Do this
Retype the records below exactly as they appear.

--- Record set ---

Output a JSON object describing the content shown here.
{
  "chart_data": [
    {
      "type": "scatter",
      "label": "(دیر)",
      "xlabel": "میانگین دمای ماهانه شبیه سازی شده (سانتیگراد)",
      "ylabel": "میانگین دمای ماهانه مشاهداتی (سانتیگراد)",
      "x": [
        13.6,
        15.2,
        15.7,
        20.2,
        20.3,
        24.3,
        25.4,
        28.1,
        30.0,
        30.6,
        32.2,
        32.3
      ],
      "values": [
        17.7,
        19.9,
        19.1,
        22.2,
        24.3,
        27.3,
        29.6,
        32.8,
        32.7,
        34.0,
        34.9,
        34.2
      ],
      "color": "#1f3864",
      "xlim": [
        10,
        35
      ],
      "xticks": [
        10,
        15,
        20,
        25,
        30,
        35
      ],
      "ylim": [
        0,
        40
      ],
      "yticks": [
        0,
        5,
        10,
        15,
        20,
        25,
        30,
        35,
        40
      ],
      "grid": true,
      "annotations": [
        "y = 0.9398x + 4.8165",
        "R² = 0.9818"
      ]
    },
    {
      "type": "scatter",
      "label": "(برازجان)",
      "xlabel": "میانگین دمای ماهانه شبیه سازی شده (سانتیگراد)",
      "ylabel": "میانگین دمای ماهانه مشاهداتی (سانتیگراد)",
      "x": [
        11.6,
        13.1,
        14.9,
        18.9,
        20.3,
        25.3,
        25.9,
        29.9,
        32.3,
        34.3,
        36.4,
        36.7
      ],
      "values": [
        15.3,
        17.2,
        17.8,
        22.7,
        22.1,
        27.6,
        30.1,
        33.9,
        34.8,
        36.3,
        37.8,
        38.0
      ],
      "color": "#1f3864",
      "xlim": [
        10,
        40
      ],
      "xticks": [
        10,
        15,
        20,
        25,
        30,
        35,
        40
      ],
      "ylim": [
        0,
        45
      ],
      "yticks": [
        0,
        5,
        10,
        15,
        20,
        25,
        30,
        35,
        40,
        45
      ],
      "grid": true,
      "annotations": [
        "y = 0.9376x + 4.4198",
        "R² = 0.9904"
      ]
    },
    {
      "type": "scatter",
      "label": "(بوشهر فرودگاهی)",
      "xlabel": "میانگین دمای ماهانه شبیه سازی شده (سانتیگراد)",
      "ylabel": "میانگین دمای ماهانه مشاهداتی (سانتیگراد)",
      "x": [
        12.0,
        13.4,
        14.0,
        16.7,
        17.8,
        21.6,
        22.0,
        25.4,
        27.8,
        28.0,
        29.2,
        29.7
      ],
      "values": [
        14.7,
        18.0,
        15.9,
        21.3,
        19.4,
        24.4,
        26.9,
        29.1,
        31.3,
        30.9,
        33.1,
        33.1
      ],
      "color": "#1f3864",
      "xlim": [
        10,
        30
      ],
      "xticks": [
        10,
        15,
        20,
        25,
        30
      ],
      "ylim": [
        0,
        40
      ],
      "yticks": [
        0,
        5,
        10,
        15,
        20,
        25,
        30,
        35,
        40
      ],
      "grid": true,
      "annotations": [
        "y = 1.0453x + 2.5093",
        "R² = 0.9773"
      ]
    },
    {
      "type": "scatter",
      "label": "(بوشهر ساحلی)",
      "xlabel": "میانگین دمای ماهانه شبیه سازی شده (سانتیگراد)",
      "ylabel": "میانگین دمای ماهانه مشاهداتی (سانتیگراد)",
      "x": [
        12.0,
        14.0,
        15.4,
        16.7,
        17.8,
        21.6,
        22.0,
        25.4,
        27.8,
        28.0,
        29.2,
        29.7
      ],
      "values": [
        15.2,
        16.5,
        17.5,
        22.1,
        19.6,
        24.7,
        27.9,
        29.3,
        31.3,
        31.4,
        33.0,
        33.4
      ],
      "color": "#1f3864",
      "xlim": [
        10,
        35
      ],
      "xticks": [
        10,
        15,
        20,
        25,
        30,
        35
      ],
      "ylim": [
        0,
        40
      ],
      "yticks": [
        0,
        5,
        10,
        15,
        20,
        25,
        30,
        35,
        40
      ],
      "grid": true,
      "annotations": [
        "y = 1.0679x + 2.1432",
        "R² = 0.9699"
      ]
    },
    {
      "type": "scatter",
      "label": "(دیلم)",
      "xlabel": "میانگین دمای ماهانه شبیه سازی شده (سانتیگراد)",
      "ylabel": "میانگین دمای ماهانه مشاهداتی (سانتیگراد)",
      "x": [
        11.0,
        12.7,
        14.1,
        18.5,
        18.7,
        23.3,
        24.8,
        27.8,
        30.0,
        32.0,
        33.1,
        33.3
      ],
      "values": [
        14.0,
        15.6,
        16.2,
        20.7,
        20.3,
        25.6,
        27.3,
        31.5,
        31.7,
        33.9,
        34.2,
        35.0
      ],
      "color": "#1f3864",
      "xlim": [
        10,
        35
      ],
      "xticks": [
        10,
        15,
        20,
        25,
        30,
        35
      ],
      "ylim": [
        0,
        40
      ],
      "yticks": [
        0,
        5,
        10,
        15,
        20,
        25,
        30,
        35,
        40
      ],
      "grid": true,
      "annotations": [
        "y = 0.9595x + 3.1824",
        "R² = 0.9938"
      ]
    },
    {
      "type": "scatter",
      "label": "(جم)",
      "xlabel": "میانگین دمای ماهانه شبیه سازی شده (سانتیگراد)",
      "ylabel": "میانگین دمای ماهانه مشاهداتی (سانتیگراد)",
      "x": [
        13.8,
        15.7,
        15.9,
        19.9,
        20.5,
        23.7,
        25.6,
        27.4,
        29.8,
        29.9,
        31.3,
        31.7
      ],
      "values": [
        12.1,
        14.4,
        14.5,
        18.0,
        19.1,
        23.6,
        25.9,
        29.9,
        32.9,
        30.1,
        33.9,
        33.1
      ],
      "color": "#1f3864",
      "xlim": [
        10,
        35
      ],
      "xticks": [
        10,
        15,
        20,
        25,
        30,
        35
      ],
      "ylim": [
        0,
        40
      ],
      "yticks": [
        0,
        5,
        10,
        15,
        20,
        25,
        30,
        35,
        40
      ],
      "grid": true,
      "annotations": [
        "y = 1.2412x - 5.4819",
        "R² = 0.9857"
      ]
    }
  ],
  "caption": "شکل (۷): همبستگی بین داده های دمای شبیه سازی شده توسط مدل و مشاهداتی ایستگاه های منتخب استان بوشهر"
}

---

Output below
Output a JSON object describing the content shown here.
{
  "chart_data": [
    {
      "type": "scatter",
      "label": "(دیر)",
      "xlabel": "میانگین دمای ماهانه شبیه سازی شده (سانتیگراد)",
      "ylabel": "میانگین دمای ماهانه مشاهداتی (سانتیگراد)",
      "x": [
        13.6,
        15.2,
        15.7,
        20.2,
        20.3,
        24.3,
        25.4,
        28.1,
        30.0,
        30.6,
        32.2,
        32.3
      ],
      "values": [
        17.7,
        19.9,
        19.1,
        22.2,
        24.3,
        27.3,
        29.6,
        32.8,
        32.7,
        34.0,
        34.9,
        34.2
      ],
      "color": "#1f3864",
      "xlim": [
        10,
        35
      ],
      "xticks": [
        10,
        15,
        20,
        25,
        30,
        35
      ],
      "ylim": [
        0,
        40
      ],
      "yticks": [
        0,
        5,
        10,
        15,
        20,
        25,
        30,
        35,
        40
      ],
      "grid": true,
      "annotations": [
        "y = 0.9398x + 4.8165",
        "R² = 0.9818"
      ]
    },
    {
      "type": "scatter",
      "label": "(برازجان)",
      "xlabel": "میانگین دمای ماهانه شبیه سازی شده (سانتیگراد)",
      "ylabel": "میانگین دمای ماهانه مشاهداتی (سانتیگراد)",
      "x": [
        11.6,
        13.1,
        14.9,
        18.9,
        20.3,
        25.3,
        25.9,
        29.9,
        32.3,
        34.3,
        36.4,
        36.7
      ],
      "values": [
        15.3,
        17.2,
        17.8,
        22.7,
        22.1,
        27.6,
        30.1,
        33.9,
        34.8,
        36.3,
        37.8,
        38.0
      ],
      "color": "#1f3864",
      "xlim": [
        10,
        40
      ],
      "xticks": [
        10,
        15,
        20,
        25,
        30,
        35,
        40
      ],
      "ylim": [
        0,
        45
      ],
      "yticks": [
        0,
        5,
        10,
        15,
        20,
        25,
        30,
        35,
        40,
        45
      ],
      "grid": true,
      "annotations": [
        "y = 0.9376x + 4.4198",
        "R² = 0.9904"
      ]
    },
    {
      "type": "scatter",
      "label": "(بوشهر فرودگاهی)",
      "xlabel": "میانگین دمای ماهانه شبیه سازی شده (سانتیگراد)",
      "ylabel": "میانگین دمای ماهانه مشاهداتی (سانتیگراد)",
      "x": [
        12.0,
        13.4,
        14.0,
        16.7,
        17.8,
        21.6,
        22.0,
        25.4,
        27.8,
        28.0,
        29.2,
        29.7
      ],
      "values": [
        14.7,
        18.0,
        15.9,
        21.3,
        19.4,
        24.4,
        26.9,
        29.1,
        31.3,
        30.9,
        33.1,
        33.1
      ],
      "color": "#1f3864",
      "xlim": [
        10,
        30
      ],
      "xticks": [
        10,
        15,
        20,
        25,
        30
      ],
      "ylim": [
        0,
        40
      ],
      "yticks": [
        0,
        5,
        10,
        15,
        20,
        25,
        30,
        35,
        40
      ],
      "grid": true,
      "annotations": [
        "y = 1.0453x + 2.5093",
        "R² = 0.9773"
      ]
    },
    {
      "type": "scatter",
      "label": "(بوشهر ساحلی)",
      "xlabel": "میانگین دمای ماهانه شبیه سازی شده (سانتیگراد)",
      "ylabel": "میانگین دمای ماهانه مشاهداتی (سانتیگراد)",
      "x": [
        12.0,
        14.0,
        15.4,
        16.7,
        17.8,
        21.6,
        22.0,
        25.4,
        27.8,
        28.0,
        29.2,
        29.7
      ],
      "values": [
        15.2,
        16.5,
        17.5,
        22.1,
        19.6,
        24.7,
        27.9,
        29.3,
        31.3,
        31.4,
        33.0,
        33.4
      ],
      "color": "#1f3864",
      "xlim": [
        10,
        35
      ],
      "xticks": [
        10,
        15,
        20,
        25,
        30,
        35
      ],
      "ylim": [
        0,
        40
      ],
      "yticks": [
        0,
        5,
        10,
        15,
        20,
        25,
        30,
        35,
        40
      ],
      "grid": true,
      "annotations": [
        "y = 1.0679x + 2.1432",
        "R² = 0.9699"
      ]
    },
    {
      "type": "scatter",
      "label": "(دیلم)",
      "xlabel": "میانگین دمای ماهانه شبیه سازی شده (سانتیگراد)",
      "ylabel": "میانگین دمای ماهانه مشاهداتی (سانتیگراد)",
      "x": [
        11.0,
        12.7,
        14.1,
        18.5,
        18.7,
        23.3,
        24.8,
        27.8,
        30.0,
        32.0,
        33.1,
        33.3
      ],
      "values": [
        14.0,
        15.6,
        16.2,
        20.7,
        20.3,
        25.6,
        27.3,
        31.5,
        31.7,
        33.9,
        34.2,
        35.0
      ],
      "color": "#1f3864",
      "xlim": [
        10,
        35
      ],
      "xticks": [
        10,
        15,
        20,
        25,
        30,
        35
      ],
      "ylim": [
        0,
        40
      ],
      "yticks": [
        0,
        5,
        10,
        15,
        20,
        25,
        30,
        35,
        40
      ],
      "grid": true,
      "annotations": [
        "y = 0.9595x + 3.1824",
        "R² = 0.9938"
      ]
    },
    {
      "type": "scatter",
      "label": "(جم)",
      "xlabel": "میانگین دمای ماهانه شبیه سازی شده (سانتیگراد)",
      "ylabel": "میانگین دمای ماهانه مشاهداتی (سانتیگراد)",
      "x": [
        13.8,
        15.7,
        15.9,
        19.9,
        20.5,
        23.7,
        25.6,
        27.4,
        29.8,
        29.9,
        31.3,
        31.7
      ],
      "values": [
        12.1,
        14.4,
        14.5,
        18.0,
        19.1,
        23.6,
        25.9,
        29.9,
        32.9,
        30.1,
        33.9,
        33.1
      ],
      "color": "#1f3864",
      "xlim": [
        10,
        35
      ],
      "xticks": [
        10,
        15,
        20,
        25,
        30,
        35
      ],
      "ylim": [
        0,
        40
      ],
      "yticks": [
        0,
        5,
        10,
        15,
        20,
        25,
        30,
        35,
        40
      ],
      "grid": true,
      "annotations": [
        "y = 1.2412x - 5.4819",
        "R² = 0.9857"
      ]
    }
  ],
  "caption": "شکل (۷): همبستگی بین داده های دمای شبیه سازی شده توسط مدل و مشاهداتی ایستگاه های منتخب استان بوشهر"
}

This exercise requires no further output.